**Instruction:** Could you copy the material below line for line, keeping every character unchanged?

**Exercise material:**
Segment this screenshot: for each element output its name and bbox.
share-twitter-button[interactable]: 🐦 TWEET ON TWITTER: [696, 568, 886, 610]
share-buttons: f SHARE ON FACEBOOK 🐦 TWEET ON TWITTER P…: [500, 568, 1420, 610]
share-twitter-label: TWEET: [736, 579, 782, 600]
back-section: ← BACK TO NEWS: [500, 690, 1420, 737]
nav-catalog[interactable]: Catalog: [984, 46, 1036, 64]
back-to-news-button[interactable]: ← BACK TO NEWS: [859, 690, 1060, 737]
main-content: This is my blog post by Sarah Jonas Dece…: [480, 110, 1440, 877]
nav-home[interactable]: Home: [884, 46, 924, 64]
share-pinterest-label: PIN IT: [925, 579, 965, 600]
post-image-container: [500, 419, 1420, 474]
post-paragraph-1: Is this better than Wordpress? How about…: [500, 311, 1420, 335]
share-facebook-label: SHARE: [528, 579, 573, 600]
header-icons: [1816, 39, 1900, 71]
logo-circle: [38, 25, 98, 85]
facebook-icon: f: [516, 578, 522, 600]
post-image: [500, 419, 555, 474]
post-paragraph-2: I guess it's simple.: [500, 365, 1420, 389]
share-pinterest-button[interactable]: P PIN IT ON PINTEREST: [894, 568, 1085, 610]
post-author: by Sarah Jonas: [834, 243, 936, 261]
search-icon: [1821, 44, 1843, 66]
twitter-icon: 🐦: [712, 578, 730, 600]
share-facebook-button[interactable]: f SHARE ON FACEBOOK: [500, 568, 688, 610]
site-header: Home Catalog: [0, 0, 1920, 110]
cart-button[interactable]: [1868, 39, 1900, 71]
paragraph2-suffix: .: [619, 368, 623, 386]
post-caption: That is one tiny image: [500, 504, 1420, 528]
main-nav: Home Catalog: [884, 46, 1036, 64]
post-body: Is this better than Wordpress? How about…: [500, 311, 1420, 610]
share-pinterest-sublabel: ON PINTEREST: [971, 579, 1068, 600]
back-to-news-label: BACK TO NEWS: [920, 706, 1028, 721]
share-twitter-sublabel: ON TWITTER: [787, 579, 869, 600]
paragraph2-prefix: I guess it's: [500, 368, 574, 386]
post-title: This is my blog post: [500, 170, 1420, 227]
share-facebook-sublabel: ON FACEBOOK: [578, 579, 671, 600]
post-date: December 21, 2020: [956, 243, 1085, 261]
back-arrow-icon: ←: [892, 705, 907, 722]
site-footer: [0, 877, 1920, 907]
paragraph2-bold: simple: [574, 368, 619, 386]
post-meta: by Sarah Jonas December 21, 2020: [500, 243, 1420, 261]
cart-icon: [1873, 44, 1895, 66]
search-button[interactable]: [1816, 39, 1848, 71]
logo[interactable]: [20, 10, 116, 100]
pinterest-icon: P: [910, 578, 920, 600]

**Exercise answer:**
Segment this screenshot: for each element output its name and bbox.
share-twitter-button[interactable]: 🐦 TWEET ON TWITTER: [696, 568, 886, 610]
share-buttons: f SHARE ON FACEBOOK 🐦 TWEET ON TWITTER P…: [500, 568, 1420, 610]
share-twitter-label: TWEET: [736, 579, 782, 600]
back-section: ← BACK TO NEWS: [500, 690, 1420, 737]
nav-catalog[interactable]: Catalog: [984, 46, 1036, 64]
back-to-news-button[interactable]: ← BACK TO NEWS: [859, 690, 1060, 737]
main-content: This is my blog post by Sarah Jonas Dece…: [480, 110, 1440, 877]
nav-home[interactable]: Home: [884, 46, 924, 64]
share-pinterest-label: PIN IT: [925, 579, 965, 600]
post-image-container: [500, 419, 1420, 474]
post-paragraph-1: Is this better than Wordpress? How about…: [500, 311, 1420, 335]
share-facebook-label: SHARE: [528, 579, 573, 600]
header-icons: [1816, 39, 1900, 71]
logo-circle: [38, 25, 98, 85]
facebook-icon: f: [516, 578, 522, 600]
post-image: [500, 419, 555, 474]
post-paragraph-2: I guess it's simple.: [500, 365, 1420, 389]
share-pinterest-button[interactable]: P PIN IT ON PINTEREST: [894, 568, 1085, 610]
post-author: by Sarah Jonas: [834, 243, 936, 261]
search-icon: [1821, 44, 1843, 66]
twitter-icon: 🐦: [712, 578, 730, 600]
share-facebook-button[interactable]: f SHARE ON FACEBOOK: [500, 568, 688, 610]
site-header: Home Catalog: [0, 0, 1920, 110]
cart-button[interactable]: [1868, 39, 1900, 71]
paragraph2-suffix: .: [619, 368, 623, 386]
post-caption: That is one tiny image: [500, 504, 1420, 528]
main-nav: Home Catalog: [884, 46, 1036, 64]
post-body: Is this better than Wordpress? How about…: [500, 311, 1420, 610]
share-pinterest-sublabel: ON PINTEREST: [971, 579, 1068, 600]
back-to-news-label: BACK TO NEWS: [920, 706, 1028, 721]
share-twitter-sublabel: ON TWITTER: [787, 579, 869, 600]
paragraph2-prefix: I guess it's: [500, 368, 574, 386]
post-title: This is my blog post: [500, 170, 1420, 227]
share-facebook-sublabel: ON FACEBOOK: [578, 579, 671, 600]
post-date: December 21, 2020: [956, 243, 1085, 261]
back-arrow-icon: ←: [892, 705, 907, 722]
site-footer: [0, 877, 1920, 907]
paragraph2-bold: simple: [574, 368, 619, 386]
post-meta: by Sarah Jonas December 21, 2020: [500, 243, 1420, 261]
cart-icon: [1873, 44, 1895, 66]
search-button[interactable]: [1816, 39, 1848, 71]
logo[interactable]: [20, 10, 116, 100]
pinterest-icon: P: [910, 578, 920, 600]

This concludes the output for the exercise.